» **PASSAGE**
⟨

17

What happens when leader crashes before all followers updates the commit index?

For example, node A, B, C forms the cluster:

  • only A and B alive and A is leader

  • A replicates an entry (let's say it's entry1) to B and get successful result from B

  • A commits entry1, and crashes before it send out the heartbeat message to B (which would results in B updates its commit index)

  • C online now

My questions is:

  • would C be elected as new leader? If so, then entry1 is lost? Moreover, if A re-joins later, its data would be inconsistent with others?

I know the raft spec said:

Raft uses a simpler approach where it guarantees that all the committed entries from previous terms are present on each new leader from the moment of its election, without the need to transfer those entries to the leader.

But here entry1 may be not considered as committed entry? because B has not get the confirm from old leader (heartbeat from leader). So C get chances to be new leader?

  • if B becomes new leader, then how it should deal with the entry1?
kingluo
  • 1,679
  • 1
  • 13
  • 31

1 Answers1

19

It's important to note that an entry is considered committed once it's stored on a majority of servers in the cluster (there are technically some caveats to this but for this conversation we should assume this is the case) and not when a node receives a commit messages from the leader. If a commit message were required to consider an entry committed then every commit would require two round-trips - one for replication and one for commitment - and commit indexes would have to be persisted.

⟩

» **WRITTEN PROBLEM 1**
In the Raft thread, alter the stretch from "Raft uses a" through "to the leader." so that "appointment" stands in place of "election".
» **WRITTEN PROBLEM 2**
Answer these questions about the Raft thread:
(a) Which nodes form the cluster in the example?
(b) According to the reply, when is an entry considered committed?
(c) How many round-trips would every commit require if a commit message were needed to consider an entry committed?

» **DATASET EXTRACT**
⟨

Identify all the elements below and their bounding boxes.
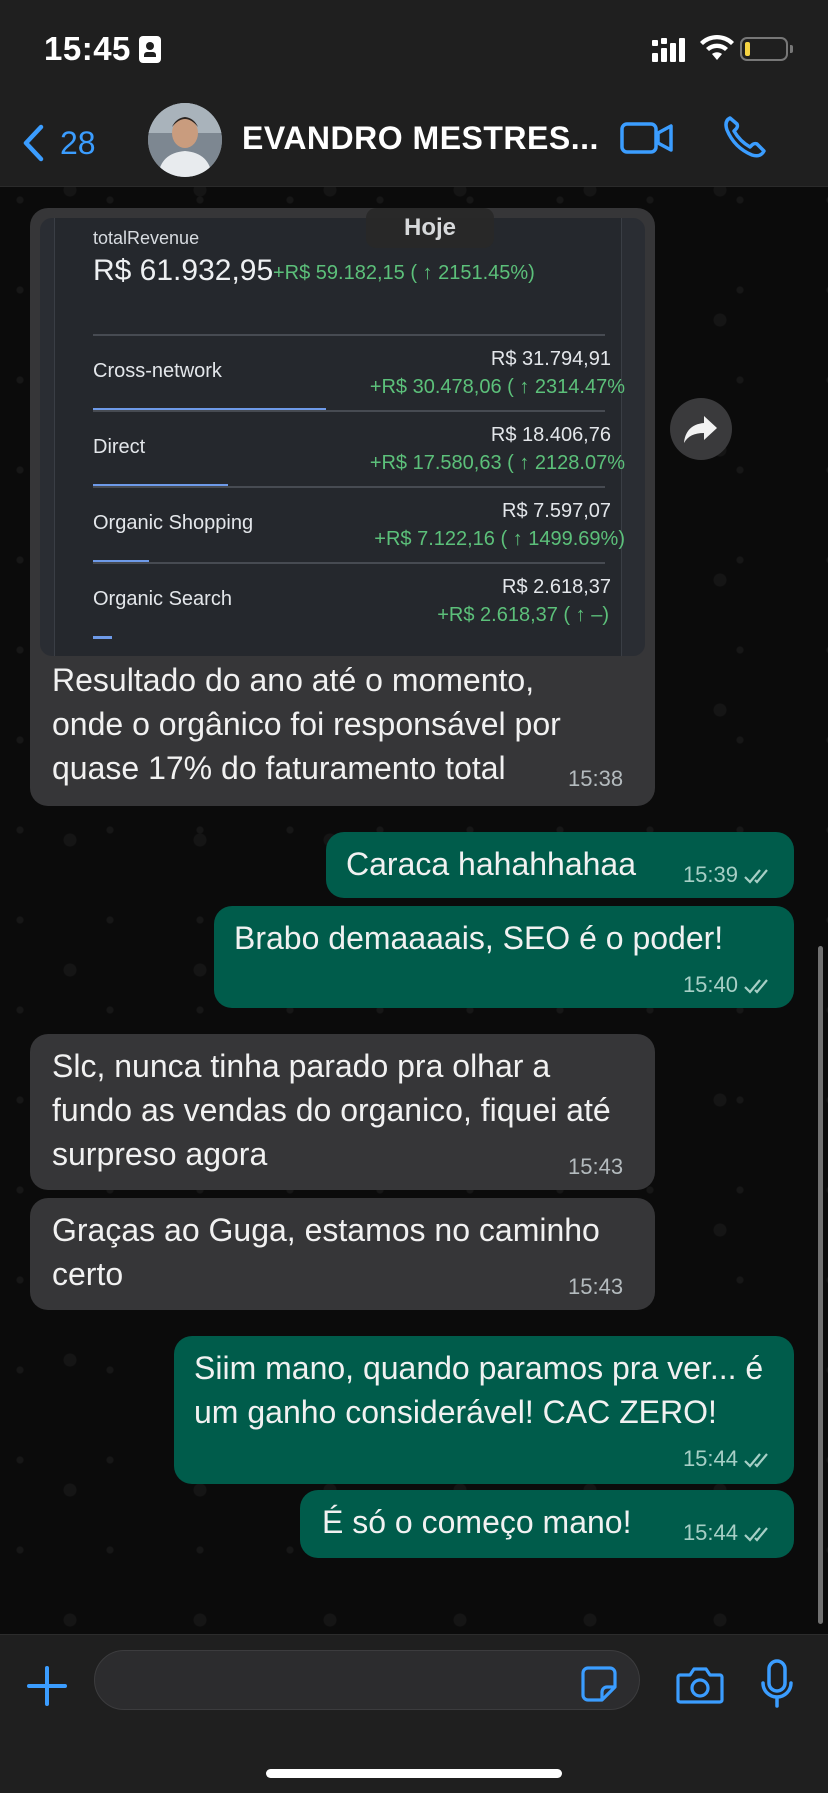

⟩

» **WORKED ANSWER 1**
Raft uses a simpler approach where it guarantees that all the committed entries from previous terms are present on each new leader from the moment of its appointment, without the need to transfer those entries to the leader.

» **WORKED ANSWER 2**
(a) Nodes A, B and C.
(b) Once it is stored on a majority of servers in the cluster.
(c) Two.